### Extracted data entries
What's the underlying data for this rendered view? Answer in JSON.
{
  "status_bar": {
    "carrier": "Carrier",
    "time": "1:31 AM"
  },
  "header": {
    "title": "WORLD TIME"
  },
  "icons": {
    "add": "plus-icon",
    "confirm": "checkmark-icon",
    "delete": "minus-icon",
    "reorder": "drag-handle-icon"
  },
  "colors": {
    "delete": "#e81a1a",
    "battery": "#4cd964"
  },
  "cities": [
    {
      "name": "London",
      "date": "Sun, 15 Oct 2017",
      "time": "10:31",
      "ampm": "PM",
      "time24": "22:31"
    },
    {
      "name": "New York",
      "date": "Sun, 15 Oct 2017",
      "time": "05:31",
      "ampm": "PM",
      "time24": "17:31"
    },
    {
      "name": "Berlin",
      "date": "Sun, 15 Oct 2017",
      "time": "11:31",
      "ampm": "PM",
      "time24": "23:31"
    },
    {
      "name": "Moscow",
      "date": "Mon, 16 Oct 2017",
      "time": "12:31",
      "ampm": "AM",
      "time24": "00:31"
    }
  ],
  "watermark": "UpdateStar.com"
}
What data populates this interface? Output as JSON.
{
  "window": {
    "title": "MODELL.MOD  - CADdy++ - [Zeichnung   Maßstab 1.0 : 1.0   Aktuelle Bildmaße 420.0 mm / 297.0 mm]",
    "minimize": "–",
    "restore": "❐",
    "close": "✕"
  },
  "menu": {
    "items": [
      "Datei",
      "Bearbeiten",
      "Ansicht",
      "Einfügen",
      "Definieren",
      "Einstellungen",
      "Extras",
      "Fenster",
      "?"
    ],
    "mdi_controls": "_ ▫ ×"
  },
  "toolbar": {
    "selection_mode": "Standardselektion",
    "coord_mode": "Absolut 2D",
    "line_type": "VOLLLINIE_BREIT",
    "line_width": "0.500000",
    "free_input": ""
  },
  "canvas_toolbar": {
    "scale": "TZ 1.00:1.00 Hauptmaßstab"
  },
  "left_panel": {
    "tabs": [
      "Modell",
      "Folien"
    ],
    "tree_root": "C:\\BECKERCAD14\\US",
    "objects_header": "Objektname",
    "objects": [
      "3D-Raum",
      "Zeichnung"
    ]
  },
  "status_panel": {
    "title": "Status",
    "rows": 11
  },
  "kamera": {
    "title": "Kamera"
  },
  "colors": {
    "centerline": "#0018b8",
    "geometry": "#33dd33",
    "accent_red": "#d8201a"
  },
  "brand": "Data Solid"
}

### Task details
Write out the full listing exactly as given.

### Exercise output
What's the underlying data for this rendered view? Answer in JSON.
{
  "status_bar": {
    "carrier": "Carrier",
    "time": "1:31 AM"
  },
  "header": {
    "title": "WORLD TIME"
  },
  "icons": {
    "add": "plus-icon",
    "confirm": "checkmark-icon",
    "delete": "minus-icon",
    "reorder": "drag-handle-icon"
  },
  "colors": {
    "delete": "#e81a1a",
    "battery": "#4cd964"
  },
  "cities": [
    {
      "name": "London",
      "date": "Sun, 15 Oct 2017",
      "time": "10:31",
      "ampm": "PM",
      "time24": "22:31"
    },
    {
      "name": "New York",
      "date": "Sun, 15 Oct 2017",
      "time": "05:31",
      "ampm": "PM",
      "time24": "17:31"
    },
    {
      "name": "Berlin",
      "date": "Sun, 15 Oct 2017",
      "time": "11:31",
      "ampm": "PM",
      "time24": "23:31"
    },
    {
      "name": "Moscow",
      "date": "Mon, 16 Oct 2017",
      "time": "12:31",
      "ampm": "AM",
      "time24": "00:31"
    }
  ],
  "watermark": "UpdateStar.com"
}
What data populates this interface? Output as JSON.
{
  "window": {
    "title": "MODELL.MOD  - CADdy++ - [Zeichnung   Maßstab 1.0 : 1.0   Aktuelle Bildmaße 420.0 mm / 297.0 mm]",
    "minimize": "–",
    "restore": "❐",
    "close": "✕"
  },
  "menu": {
    "items": [
      "Datei",
      "Bearbeiten",
      "Ansicht",
      "Einfügen",
      "Definieren",
      "Einstellungen",
      "Extras",
      "Fenster",
      "?"
    ],
    "mdi_controls": "_ ▫ ×"
  },
  "toolbar": {
    "selection_mode": "Standardselektion",
    "coord_mode": "Absolut 2D",
    "line_type": "VOLLLINIE_BREIT",
    "line_width": "0.500000",
    "free_input": ""
  },
  "canvas_toolbar": {
    "scale": "TZ 1.00:1.00 Hauptmaßstab"
  },
  "left_panel": {
    "tabs": [
      "Modell",
      "Folien"
    ],
    "tree_root": "C:\\BECKERCAD14\\US",
    "objects_header": "Objektname",
    "objects": [
      "3D-Raum",
      "Zeichnung"
    ]
  },
  "status_panel": {
    "title": "Status",
    "rows": 11
  },
  "kamera": {
    "title": "Kamera"
  },
  "colors": {
    "centerline": "#0018b8",
    "geometry": "#33dd33",
    "accent_red": "#d8201a"
  },
  "brand": "Data Solid"
}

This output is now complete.